502nd Multi-role Bridging Company (MRBC) deployed to Iraq in support of the Iraqi offensive into Mosul. This deployment was both a training mission and an operational mission. The Soldiers worked with an Iraqi bridge regiment in preparing and emplacing a 230-meter Improved Ribbon Bridge across the Tigris River. They also assisted in the repair of a bridge across the Zab River.

==== Operation Enduring Freedom ====
In December 2006, the 76th Engineer Company deployed to Afghanistan in support of a brigade expansion. With the Afghan Theater expanding to include two Brigade Combat Teams (BCTs), life support capabilities needed to be expanded to accommodate the increased troop presence. As such, half of the company began construction to expand Bagram Airfield before moving to FOB Fenty in February 2007 to rapidly expand housing and infrastructure. The other half of the company was tasked with the same mission at FOB Salerno before the company reconsolidated at FOB Fenty in June 2007.

Task prompt:
Reproduce the part of the engineer deployments text above between "502nd Multi-role Bridging" and "the Zab River.", inclusive.

Collected data:
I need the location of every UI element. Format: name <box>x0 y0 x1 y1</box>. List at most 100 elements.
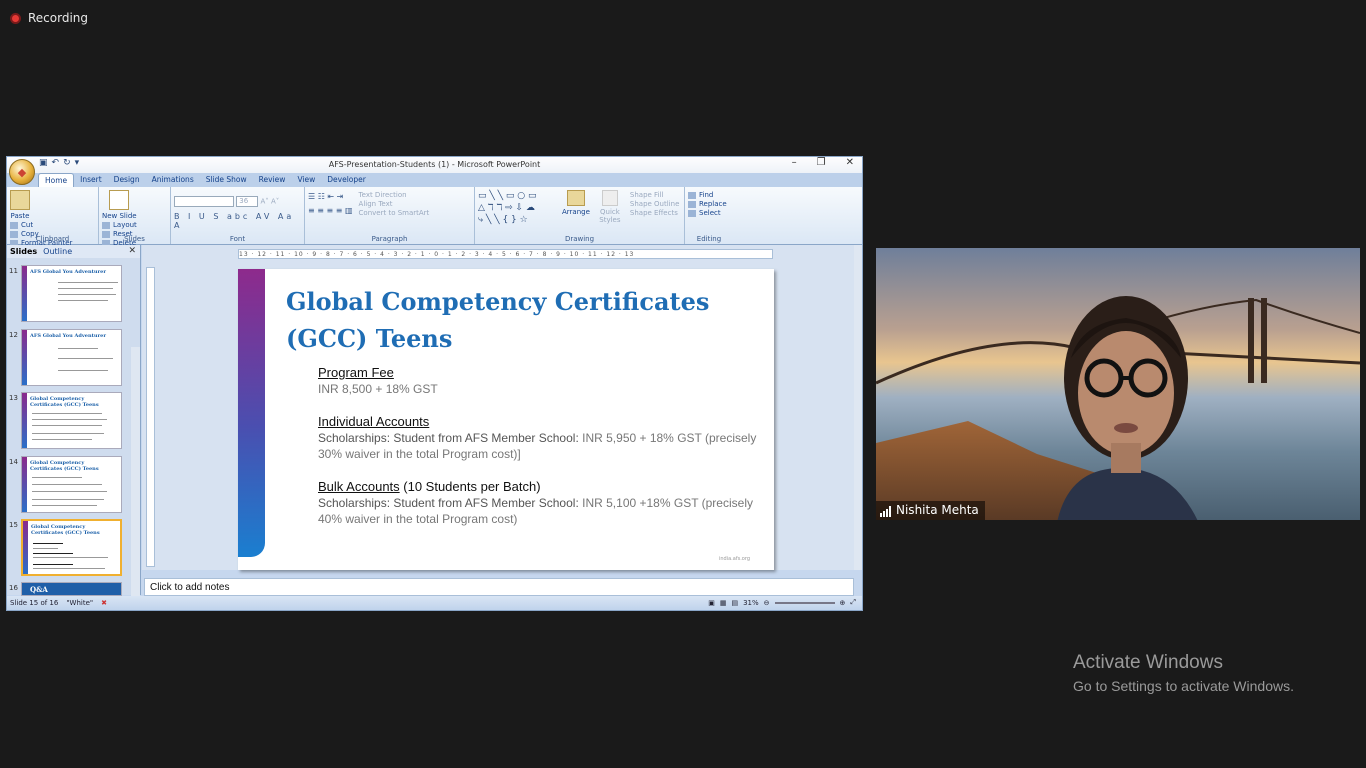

Full answer:
502nd Multi-role Bridging Company (MRBC) deployed to Iraq in support of the Iraqi offensive into Mosul. This deployment was both a training mission and an operational mission. The Soldiers worked with an Iraqi bridge regiment in preparing and emplacing a 230-meter Improved Ribbon Bridge across the Tigris River. They also assisted in the repair of a bridge across the Zab River.